What to do
Send back all the data below, exactly as given.

Extracts from a graphics dataset

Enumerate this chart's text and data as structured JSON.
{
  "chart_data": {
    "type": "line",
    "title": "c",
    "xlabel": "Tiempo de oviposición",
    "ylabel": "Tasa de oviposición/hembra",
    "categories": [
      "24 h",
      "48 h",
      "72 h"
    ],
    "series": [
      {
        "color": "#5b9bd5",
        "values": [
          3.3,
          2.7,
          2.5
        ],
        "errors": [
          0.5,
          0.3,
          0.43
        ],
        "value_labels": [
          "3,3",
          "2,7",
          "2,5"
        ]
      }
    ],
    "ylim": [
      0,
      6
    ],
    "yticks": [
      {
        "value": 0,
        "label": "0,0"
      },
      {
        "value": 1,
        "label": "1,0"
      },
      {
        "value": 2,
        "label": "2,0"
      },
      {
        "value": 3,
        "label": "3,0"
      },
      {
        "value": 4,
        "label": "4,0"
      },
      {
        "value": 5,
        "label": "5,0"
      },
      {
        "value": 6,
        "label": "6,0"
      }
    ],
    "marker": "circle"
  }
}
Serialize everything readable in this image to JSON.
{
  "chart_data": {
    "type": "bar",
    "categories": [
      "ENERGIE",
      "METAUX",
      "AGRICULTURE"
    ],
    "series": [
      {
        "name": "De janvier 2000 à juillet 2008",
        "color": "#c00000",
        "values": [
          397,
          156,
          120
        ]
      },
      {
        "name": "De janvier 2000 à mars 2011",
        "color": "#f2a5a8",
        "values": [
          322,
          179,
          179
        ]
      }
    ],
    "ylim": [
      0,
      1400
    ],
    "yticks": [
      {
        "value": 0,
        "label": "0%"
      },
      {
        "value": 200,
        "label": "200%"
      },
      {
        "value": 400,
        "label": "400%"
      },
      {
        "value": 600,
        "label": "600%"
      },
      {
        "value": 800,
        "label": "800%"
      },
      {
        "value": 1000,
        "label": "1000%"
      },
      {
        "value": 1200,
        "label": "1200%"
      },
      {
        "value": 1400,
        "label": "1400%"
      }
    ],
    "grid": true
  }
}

Finished task
Enumerate this chart's text and data as structured JSON.
{
  "chart_data": {
    "type": "line",
    "title": "c",
    "xlabel": "Tiempo de oviposición",
    "ylabel": "Tasa de oviposición/hembra",
    "categories": [
      "24 h",
      "48 h",
      "72 h"
    ],
    "series": [
      {
        "color": "#5b9bd5",
        "values": [
          3.3,
          2.7,
          2.5
        ],
        "errors": [
          0.5,
          0.3,
          0.43
        ],
        "value_labels": [
          "3,3",
          "2,7",
          "2,5"
        ]
      }
    ],
    "ylim": [
      0,
      6
    ],
    "yticks": [
      {
        "value": 0,
        "label": "0,0"
      },
      {
        "value": 1,
        "label": "1,0"
      },
      {
        "value": 2,
        "label": "2,0"
      },
      {
        "value": 3,
        "label": "3,0"
      },
      {
        "value": 4,
        "label": "4,0"
      },
      {
        "value": 5,
        "label": "5,0"
      },
      {
        "value": 6,
        "label": "6,0"
      }
    ],
    "marker": "circle"
  }
}
Serialize everything readable in this image to JSON.
{
  "chart_data": {
    "type": "bar",
    "categories": [
      "ENERGIE",
      "METAUX",
      "AGRICULTURE"
    ],
    "series": [
      {
        "name": "De janvier 2000 à juillet 2008",
        "color": "#c00000",
        "values": [
          397,
          156,
          120
        ]
      },
      {
        "name": "De janvier 2000 à mars 2011",
        "color": "#f2a5a8",
        "values": [
          322,
          179,
          179
        ]
      }
    ],
    "ylim": [
      0,
      1400
    ],
    "yticks": [
      {
        "value": 0,
        "label": "0%"
      },
      {
        "value": 200,
        "label": "200%"
      },
      {
        "value": 400,
        "label": "400%"
      },
      {
        "value": 600,
        "label": "600%"
      },
      {
        "value": 800,
        "label": "800%"
      },
      {
        "value": 1000,
        "label": "1000%"
      },
      {
        "value": 1200,
        "label": "1200%"
      },
      {
        "value": 1400,
        "label": "1400%"
      }
    ],
    "grid": true
  }
}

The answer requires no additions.